SHORT PROBLEM: Pull every line containing "Output" out of the material below.

Extracts from a graphics dataset
#####
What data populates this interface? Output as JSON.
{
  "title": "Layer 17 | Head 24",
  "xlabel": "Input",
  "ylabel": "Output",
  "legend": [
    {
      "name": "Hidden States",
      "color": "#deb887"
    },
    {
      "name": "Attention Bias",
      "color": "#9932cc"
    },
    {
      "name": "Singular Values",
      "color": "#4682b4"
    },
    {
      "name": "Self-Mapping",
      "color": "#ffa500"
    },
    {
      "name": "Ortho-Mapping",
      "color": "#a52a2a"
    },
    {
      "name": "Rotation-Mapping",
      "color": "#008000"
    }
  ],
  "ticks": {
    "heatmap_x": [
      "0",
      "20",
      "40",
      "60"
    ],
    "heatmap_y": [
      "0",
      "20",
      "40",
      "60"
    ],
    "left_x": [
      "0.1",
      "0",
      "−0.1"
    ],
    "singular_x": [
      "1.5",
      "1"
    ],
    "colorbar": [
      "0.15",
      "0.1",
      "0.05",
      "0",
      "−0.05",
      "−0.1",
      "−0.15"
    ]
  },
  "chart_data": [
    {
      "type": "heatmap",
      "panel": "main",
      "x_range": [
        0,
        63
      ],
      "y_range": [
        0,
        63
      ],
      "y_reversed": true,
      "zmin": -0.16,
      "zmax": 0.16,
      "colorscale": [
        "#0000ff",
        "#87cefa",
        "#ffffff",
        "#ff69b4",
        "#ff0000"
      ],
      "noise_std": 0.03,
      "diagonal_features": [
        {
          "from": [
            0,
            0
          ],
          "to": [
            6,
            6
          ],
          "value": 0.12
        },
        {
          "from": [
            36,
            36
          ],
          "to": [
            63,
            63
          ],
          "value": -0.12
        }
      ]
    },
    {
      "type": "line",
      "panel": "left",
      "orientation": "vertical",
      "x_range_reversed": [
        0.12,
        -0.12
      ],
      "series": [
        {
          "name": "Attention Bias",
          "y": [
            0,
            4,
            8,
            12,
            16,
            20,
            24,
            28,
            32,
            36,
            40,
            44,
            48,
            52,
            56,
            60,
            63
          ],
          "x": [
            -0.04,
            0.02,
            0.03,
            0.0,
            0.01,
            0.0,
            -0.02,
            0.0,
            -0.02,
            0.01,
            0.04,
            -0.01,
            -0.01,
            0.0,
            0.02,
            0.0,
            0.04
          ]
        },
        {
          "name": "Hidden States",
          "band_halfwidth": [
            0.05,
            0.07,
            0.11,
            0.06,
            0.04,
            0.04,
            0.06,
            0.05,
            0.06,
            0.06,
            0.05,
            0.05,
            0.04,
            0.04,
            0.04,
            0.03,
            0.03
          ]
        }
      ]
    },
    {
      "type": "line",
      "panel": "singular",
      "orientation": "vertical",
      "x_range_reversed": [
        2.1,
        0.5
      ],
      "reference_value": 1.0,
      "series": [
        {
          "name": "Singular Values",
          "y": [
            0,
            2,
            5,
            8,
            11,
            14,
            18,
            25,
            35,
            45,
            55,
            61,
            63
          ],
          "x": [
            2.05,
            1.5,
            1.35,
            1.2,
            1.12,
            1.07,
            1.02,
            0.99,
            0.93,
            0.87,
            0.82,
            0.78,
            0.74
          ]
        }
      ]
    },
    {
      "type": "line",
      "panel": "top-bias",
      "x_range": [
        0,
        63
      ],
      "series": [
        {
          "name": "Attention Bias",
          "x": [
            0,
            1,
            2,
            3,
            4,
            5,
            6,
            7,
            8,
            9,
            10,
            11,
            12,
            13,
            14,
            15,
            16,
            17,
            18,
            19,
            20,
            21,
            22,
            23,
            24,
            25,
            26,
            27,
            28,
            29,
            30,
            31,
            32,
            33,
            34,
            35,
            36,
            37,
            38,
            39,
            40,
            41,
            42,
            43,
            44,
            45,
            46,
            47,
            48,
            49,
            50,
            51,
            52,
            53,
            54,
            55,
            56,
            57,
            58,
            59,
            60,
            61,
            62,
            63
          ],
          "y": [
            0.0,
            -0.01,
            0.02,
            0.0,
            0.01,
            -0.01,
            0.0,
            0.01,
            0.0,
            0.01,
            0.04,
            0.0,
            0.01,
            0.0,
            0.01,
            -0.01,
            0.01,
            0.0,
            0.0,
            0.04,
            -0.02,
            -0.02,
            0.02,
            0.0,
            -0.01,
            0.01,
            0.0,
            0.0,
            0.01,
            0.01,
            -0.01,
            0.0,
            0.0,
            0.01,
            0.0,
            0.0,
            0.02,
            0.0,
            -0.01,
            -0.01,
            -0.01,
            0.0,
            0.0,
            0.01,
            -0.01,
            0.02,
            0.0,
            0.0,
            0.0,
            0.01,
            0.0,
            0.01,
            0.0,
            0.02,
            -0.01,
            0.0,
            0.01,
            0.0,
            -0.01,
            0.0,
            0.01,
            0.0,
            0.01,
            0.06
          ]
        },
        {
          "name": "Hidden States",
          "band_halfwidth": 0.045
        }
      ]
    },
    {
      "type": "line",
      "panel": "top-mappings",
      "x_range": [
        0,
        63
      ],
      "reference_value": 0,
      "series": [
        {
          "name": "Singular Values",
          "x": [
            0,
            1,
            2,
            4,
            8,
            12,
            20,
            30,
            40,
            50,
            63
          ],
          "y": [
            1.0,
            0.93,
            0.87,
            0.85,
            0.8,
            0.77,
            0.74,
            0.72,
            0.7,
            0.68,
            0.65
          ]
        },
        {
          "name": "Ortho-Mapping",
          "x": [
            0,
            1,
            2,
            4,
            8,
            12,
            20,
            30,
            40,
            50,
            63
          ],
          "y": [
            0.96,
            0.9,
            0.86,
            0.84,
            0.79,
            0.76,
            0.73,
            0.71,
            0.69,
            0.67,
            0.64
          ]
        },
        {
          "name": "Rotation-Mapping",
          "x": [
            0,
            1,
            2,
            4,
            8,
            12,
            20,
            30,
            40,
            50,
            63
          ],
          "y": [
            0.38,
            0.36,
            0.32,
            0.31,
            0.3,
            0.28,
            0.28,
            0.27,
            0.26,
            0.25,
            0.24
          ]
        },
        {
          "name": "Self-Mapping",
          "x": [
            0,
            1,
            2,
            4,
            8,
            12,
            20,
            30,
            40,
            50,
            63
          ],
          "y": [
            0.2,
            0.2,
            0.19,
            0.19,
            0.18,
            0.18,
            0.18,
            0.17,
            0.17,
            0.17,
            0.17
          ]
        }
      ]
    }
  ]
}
#####
SOLUTION TO THE PROBLEM:
What data populates this interface? Output as JSON.
  "ylabel": "Output",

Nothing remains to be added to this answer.